▸ **TASK OBJECTIVE**: Among the lines below, count those containing the word "категориям". Give the number only.

▸ **ROWS**:

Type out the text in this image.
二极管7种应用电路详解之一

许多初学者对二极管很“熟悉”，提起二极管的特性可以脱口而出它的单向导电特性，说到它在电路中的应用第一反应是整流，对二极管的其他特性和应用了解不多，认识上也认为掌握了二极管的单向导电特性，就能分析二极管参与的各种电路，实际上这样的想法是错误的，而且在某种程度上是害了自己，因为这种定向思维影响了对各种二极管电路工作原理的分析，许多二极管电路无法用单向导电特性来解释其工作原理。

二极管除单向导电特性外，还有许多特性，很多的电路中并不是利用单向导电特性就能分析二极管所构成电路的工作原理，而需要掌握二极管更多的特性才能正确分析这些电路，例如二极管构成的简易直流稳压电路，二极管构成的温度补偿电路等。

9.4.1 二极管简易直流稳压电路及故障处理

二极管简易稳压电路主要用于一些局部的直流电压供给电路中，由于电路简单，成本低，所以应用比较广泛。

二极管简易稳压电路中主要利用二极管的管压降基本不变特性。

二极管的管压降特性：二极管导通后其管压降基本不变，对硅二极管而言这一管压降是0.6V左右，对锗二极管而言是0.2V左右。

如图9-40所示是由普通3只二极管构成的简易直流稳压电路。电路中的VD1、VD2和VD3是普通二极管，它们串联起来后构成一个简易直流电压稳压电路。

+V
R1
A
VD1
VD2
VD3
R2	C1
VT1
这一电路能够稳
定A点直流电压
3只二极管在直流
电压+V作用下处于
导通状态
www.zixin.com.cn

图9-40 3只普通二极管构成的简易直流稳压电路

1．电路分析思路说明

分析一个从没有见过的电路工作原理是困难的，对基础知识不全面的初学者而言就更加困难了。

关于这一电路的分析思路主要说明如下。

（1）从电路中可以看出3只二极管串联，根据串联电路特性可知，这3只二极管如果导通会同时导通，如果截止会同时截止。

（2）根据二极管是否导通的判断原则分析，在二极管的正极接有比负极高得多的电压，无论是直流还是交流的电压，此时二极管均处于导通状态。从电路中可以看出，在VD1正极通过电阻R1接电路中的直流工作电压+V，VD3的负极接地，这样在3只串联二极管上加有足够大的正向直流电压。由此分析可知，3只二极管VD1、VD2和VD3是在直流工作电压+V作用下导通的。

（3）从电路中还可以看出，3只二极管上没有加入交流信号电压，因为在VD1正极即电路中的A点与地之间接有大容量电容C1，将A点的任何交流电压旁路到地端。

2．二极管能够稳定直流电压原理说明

--

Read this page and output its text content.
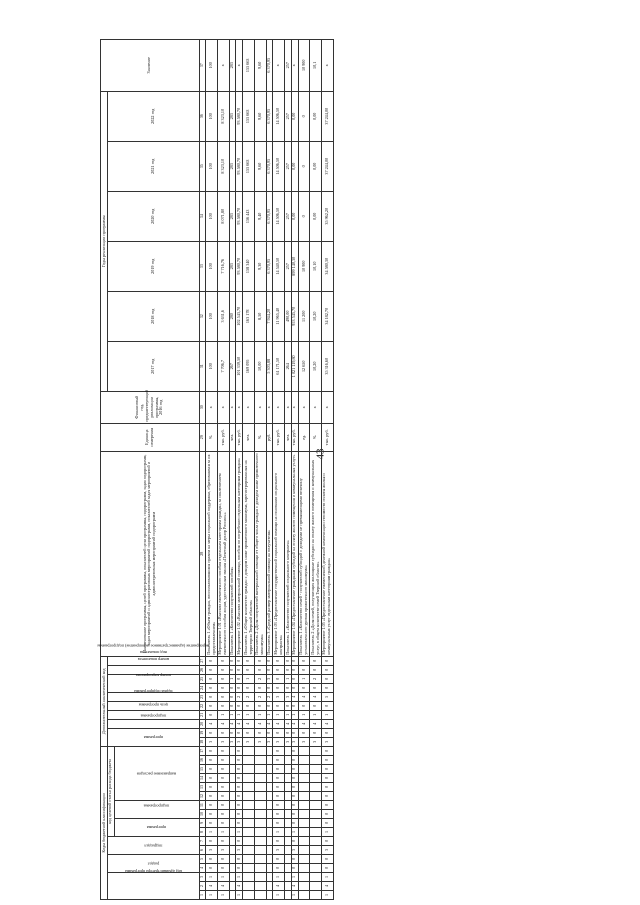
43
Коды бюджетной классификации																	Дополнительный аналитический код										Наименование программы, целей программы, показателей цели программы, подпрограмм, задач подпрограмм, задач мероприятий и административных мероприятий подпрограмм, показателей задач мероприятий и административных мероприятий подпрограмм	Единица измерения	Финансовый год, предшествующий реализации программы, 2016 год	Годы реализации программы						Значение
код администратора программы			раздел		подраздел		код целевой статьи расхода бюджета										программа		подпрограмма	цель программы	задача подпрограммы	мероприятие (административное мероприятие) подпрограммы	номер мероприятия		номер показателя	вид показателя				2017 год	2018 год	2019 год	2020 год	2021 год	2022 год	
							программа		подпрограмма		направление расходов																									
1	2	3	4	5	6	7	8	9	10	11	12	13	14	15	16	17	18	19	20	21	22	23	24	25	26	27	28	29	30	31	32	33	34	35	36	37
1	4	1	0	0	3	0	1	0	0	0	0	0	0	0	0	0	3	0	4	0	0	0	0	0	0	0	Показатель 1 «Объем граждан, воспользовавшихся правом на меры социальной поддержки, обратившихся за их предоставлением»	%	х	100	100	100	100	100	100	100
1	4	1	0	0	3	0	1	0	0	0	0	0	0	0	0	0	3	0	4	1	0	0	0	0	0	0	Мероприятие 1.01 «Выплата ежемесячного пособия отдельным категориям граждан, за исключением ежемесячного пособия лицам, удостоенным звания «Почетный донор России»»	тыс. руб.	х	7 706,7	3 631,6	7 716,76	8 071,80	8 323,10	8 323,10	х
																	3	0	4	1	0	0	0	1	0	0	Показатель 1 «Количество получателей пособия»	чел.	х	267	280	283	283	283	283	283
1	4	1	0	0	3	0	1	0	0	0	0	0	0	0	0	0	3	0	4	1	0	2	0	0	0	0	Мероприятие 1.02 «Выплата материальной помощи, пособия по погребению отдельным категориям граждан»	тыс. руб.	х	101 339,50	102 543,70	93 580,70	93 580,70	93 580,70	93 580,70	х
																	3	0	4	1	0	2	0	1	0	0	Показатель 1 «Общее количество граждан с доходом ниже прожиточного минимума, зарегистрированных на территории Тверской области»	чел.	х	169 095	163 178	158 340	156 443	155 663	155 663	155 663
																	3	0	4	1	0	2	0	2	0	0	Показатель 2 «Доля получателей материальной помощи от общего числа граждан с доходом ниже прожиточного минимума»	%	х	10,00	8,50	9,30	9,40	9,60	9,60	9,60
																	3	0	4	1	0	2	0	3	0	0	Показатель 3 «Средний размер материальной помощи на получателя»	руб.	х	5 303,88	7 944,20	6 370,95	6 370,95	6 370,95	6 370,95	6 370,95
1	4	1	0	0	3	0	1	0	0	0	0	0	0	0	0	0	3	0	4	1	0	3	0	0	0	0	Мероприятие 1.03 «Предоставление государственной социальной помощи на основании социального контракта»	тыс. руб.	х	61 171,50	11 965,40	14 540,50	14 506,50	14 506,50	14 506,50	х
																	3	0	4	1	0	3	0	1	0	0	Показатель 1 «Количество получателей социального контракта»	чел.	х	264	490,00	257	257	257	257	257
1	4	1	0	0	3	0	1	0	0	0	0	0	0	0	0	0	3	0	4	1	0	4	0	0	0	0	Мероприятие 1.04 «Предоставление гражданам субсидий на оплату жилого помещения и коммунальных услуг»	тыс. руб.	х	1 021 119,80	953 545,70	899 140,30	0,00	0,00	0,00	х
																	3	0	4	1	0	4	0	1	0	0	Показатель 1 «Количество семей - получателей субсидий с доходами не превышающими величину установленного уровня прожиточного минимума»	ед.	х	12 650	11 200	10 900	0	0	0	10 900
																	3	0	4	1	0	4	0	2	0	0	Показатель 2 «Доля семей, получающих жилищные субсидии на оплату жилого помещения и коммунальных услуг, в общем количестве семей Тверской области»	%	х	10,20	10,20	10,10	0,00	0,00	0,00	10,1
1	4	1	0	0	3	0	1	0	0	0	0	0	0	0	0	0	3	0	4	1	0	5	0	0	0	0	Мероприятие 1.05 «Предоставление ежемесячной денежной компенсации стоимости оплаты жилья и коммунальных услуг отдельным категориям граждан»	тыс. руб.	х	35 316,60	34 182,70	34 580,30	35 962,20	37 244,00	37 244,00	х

▸ **SOLUTION TO THIS TASK**: 3